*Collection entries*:
==============================

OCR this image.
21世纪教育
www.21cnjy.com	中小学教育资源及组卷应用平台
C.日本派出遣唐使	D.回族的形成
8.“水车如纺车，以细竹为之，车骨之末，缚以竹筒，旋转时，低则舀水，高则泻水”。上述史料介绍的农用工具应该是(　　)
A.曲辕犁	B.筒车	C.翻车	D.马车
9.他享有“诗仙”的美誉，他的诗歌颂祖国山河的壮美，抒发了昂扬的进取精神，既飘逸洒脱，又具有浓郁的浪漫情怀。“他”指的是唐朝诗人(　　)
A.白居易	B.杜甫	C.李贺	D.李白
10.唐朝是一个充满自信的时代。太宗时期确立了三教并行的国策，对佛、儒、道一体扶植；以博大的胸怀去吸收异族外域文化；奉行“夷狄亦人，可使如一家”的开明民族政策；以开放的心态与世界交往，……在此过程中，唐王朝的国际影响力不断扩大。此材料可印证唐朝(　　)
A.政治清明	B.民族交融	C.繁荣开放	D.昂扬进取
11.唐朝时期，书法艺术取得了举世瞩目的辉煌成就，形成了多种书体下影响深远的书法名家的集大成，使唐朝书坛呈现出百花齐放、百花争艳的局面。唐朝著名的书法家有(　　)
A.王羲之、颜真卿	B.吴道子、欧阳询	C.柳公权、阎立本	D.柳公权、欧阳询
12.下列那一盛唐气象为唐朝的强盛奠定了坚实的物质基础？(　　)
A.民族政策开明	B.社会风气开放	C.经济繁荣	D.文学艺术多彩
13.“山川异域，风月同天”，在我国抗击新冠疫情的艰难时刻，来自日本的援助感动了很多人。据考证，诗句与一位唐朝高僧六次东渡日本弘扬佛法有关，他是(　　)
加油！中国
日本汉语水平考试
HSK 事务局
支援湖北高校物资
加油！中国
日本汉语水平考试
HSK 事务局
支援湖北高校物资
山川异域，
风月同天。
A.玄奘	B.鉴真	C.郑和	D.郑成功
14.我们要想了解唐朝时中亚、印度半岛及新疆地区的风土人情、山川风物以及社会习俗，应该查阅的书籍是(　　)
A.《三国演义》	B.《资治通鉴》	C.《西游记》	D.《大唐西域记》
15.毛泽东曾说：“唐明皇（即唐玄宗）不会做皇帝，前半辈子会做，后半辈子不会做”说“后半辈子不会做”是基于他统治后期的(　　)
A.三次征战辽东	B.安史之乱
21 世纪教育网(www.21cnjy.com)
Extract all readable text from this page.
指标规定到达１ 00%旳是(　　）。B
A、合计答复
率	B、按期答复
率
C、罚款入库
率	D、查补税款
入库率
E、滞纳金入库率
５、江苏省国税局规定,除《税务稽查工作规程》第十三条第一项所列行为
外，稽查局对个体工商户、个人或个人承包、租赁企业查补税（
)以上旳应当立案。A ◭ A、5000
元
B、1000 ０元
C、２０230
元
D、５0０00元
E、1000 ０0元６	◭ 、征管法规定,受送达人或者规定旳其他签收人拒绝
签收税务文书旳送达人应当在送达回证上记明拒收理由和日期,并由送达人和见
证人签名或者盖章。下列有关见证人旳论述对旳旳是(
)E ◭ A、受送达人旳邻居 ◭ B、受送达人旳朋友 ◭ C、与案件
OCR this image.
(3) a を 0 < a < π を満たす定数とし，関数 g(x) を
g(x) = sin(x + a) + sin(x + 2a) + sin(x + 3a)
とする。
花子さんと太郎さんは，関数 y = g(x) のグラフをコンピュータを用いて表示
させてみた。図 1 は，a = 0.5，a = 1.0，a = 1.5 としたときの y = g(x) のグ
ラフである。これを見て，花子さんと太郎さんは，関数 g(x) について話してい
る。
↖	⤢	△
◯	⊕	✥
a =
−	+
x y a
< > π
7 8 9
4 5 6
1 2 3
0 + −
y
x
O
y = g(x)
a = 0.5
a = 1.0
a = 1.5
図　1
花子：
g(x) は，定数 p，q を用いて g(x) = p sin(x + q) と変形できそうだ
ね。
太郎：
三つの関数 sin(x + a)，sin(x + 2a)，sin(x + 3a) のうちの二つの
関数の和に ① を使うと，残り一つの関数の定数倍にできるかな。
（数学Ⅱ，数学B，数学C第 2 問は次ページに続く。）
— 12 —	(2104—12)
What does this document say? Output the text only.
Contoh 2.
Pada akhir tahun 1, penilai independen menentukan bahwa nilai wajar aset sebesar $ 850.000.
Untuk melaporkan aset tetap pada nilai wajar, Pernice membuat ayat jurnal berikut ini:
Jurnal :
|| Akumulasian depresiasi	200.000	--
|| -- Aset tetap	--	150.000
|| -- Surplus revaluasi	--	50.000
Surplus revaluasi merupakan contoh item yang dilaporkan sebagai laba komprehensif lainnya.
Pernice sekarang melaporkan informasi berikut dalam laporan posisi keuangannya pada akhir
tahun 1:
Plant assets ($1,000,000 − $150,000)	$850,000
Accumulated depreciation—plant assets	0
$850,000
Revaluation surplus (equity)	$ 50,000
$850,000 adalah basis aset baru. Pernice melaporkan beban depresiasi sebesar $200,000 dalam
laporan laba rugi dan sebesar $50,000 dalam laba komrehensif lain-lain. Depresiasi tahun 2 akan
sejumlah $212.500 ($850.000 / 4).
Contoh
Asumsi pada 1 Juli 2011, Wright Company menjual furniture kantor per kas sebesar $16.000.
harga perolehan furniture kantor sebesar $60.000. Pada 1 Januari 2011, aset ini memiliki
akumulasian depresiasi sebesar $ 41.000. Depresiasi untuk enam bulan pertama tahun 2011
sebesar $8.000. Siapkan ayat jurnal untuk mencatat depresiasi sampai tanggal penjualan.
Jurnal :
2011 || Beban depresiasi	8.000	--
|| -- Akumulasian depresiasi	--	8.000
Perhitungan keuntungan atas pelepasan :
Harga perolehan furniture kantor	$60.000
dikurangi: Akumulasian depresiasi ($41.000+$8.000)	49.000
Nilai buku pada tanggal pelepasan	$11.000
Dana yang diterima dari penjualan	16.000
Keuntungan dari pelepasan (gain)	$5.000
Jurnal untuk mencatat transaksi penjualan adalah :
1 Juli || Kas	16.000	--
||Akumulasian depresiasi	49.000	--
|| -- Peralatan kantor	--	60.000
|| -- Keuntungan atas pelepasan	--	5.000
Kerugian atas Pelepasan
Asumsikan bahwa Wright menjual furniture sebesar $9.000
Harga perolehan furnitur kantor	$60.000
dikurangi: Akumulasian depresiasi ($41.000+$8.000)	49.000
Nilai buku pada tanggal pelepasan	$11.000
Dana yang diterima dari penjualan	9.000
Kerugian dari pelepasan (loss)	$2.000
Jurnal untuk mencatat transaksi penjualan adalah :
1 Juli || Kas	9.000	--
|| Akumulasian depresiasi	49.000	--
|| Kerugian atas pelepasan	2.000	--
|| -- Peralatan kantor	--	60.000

==============================

*SHORT TASK*: Tally the lines of the preceding listing in which the word "ayat" appears; state nothing but the total.

*SOLUTION*: 2